> [SUPPLIED DATA]
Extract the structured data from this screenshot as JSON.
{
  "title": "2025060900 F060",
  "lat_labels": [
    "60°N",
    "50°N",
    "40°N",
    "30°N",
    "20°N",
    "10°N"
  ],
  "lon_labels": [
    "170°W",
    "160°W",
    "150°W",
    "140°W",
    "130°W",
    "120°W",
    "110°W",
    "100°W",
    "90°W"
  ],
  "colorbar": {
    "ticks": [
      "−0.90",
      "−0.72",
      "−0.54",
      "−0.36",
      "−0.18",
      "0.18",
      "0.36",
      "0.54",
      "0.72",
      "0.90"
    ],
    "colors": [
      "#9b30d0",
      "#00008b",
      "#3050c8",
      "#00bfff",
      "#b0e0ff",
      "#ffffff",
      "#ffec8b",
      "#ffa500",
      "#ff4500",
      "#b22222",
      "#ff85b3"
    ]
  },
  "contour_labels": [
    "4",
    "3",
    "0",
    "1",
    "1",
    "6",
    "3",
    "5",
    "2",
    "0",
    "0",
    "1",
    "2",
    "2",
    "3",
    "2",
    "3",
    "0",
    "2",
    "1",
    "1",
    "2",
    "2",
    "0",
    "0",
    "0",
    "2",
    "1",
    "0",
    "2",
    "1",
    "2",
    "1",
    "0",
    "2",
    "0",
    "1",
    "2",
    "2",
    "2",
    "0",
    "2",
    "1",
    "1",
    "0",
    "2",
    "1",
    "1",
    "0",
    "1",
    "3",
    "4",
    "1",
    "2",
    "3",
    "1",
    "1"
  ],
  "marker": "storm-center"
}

* * *

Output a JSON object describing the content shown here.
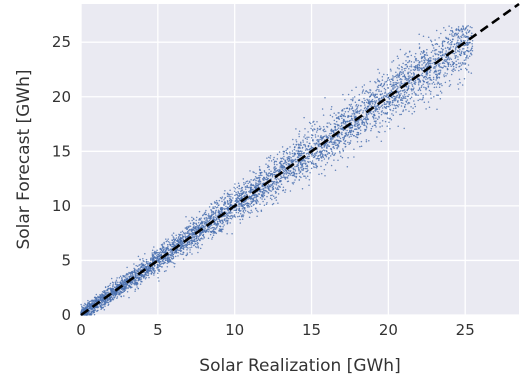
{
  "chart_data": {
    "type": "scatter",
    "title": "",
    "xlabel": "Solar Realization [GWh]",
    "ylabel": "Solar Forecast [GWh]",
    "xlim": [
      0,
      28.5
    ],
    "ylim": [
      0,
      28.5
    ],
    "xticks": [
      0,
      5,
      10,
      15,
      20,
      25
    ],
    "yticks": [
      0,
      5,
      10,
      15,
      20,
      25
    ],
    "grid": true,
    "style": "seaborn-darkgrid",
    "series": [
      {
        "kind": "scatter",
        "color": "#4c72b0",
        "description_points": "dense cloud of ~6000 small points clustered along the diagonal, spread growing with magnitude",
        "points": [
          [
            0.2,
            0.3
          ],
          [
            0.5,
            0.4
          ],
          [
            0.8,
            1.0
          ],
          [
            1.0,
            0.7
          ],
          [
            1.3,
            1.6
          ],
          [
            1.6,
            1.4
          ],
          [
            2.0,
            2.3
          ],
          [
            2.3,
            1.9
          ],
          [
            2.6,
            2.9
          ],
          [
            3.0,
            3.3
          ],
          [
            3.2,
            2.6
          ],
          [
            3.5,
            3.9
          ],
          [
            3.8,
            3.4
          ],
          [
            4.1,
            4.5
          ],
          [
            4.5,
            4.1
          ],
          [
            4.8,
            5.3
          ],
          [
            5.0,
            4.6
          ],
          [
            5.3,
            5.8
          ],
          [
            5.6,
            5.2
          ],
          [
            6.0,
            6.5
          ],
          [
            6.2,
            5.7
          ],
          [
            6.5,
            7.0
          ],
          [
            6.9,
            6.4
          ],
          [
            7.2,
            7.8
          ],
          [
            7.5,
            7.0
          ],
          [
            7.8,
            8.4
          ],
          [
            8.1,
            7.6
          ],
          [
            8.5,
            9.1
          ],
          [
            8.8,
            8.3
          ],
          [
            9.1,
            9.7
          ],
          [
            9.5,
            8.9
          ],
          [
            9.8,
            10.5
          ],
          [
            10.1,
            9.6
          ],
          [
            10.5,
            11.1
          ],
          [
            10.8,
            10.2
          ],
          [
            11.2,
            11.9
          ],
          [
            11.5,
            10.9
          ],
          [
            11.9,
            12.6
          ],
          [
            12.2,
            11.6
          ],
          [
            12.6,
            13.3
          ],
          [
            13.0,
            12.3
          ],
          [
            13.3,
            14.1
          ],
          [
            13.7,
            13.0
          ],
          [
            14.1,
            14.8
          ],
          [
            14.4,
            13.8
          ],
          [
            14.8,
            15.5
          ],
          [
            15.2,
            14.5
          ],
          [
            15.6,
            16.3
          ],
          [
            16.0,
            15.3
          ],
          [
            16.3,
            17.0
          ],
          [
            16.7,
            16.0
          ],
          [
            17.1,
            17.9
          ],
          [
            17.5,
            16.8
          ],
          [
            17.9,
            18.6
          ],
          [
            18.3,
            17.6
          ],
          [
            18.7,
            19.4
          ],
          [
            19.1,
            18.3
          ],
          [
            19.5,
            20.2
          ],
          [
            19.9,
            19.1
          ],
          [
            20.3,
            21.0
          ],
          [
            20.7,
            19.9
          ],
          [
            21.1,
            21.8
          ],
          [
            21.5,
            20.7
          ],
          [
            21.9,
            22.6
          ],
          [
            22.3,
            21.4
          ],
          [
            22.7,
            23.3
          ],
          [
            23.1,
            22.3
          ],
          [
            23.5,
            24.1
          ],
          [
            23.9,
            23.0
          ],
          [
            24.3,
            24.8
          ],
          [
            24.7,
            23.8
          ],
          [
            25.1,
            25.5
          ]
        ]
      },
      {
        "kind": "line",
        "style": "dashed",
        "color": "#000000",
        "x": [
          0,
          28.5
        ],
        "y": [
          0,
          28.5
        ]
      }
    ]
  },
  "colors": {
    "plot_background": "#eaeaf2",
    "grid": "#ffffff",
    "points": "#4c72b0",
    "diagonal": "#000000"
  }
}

==

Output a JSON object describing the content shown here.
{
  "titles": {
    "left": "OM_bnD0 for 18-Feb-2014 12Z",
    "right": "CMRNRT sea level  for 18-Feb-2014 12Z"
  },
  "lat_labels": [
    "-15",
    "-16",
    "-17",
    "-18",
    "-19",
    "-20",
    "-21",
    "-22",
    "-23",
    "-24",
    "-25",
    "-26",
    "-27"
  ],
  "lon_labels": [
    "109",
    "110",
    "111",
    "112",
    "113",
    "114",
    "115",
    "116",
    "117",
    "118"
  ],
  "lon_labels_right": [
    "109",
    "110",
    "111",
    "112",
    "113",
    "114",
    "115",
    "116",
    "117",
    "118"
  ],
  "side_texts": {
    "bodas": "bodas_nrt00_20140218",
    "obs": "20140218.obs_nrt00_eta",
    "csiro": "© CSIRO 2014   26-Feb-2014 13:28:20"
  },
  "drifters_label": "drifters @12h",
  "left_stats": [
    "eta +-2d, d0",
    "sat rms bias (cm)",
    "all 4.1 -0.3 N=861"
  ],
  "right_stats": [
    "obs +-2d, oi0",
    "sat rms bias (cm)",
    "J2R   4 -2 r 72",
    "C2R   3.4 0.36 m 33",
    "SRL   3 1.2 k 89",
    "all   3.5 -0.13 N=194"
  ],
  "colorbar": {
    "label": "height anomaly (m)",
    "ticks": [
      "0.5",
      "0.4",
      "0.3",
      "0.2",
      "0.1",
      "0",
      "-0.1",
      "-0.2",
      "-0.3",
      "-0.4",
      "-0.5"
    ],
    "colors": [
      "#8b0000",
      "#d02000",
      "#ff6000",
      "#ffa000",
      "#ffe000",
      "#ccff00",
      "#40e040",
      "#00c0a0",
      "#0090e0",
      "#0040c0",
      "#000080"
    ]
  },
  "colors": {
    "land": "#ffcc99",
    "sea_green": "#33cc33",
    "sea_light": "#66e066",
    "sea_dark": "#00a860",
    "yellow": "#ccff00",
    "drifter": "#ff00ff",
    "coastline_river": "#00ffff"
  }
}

> [TASK TO COMPLETE]
Go through the records and pull out each line that includes the word "style".

> [SOLVED PROBLEM]
    "style": "seaborn-darkgrid",
        "style": "dashed",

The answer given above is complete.